_ENTRIES SHOWN_:
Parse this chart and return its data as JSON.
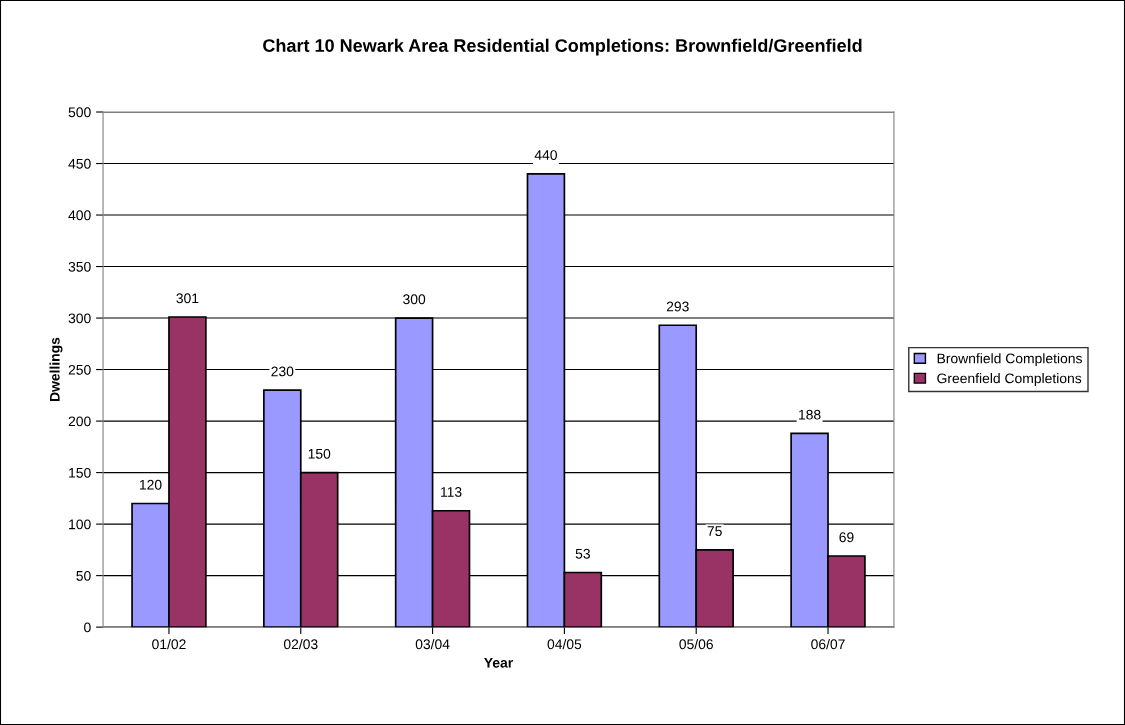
{
  "chart_data": {
    "type": "bar",
    "title": "Chart 10 Newark Area Residential Completions: Brownfield/Greenfield",
    "xlabel": "Year",
    "ylabel": "Dwellings",
    "categories": [
      "01/02",
      "02/03",
      "03/04",
      "04/05",
      "05/06",
      "06/07"
    ],
    "series": [
      {
        "name": "Brownfield Completions",
        "color": "#9999ff",
        "values": [
          120,
          230,
          300,
          440,
          293,
          188
        ]
      },
      {
        "name": "Greenfield Completions",
        "color": "#993366",
        "values": [
          301,
          150,
          113,
          53,
          75,
          69
        ]
      }
    ],
    "ylim": [
      0,
      500
    ],
    "yticks": [
      0,
      50,
      100,
      150,
      200,
      250,
      300,
      350,
      400,
      450,
      500
    ],
    "grid": "y",
    "legend": "right",
    "data_labels": true
  }
}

_INSTRUCTIONS TO FOLLOW_:
Could you reproduce every record above exactly, leaving out the pictures?

_ANSWER IN FULL_:
Parse this chart and return its data as JSON.
{
  "chart_data": {
    "type": "bar",
    "title": "Chart 10 Newark Area Residential Completions: Brownfield/Greenfield",
    "xlabel": "Year",
    "ylabel": "Dwellings",
    "categories": [
      "01/02",
      "02/03",
      "03/04",
      "04/05",
      "05/06",
      "06/07"
    ],
    "series": [
      {
        "name": "Brownfield Completions",
        "color": "#9999ff",
        "values": [
          120,
          230,
          300,
          440,
          293,
          188
        ]
      },
      {
        "name": "Greenfield Completions",
        "color": "#993366",
        "values": [
          301,
          150,
          113,
          53,
          75,
          69
        ]
      }
    ],
    "ylim": [
      0,
      500
    ],
    "yticks": [
      0,
      50,
      100,
      150,
      200,
      250,
      300,
      350,
      400,
      450,
      500
    ],
    "grid": "y",
    "legend": "right",
    "data_labels": true
  }
}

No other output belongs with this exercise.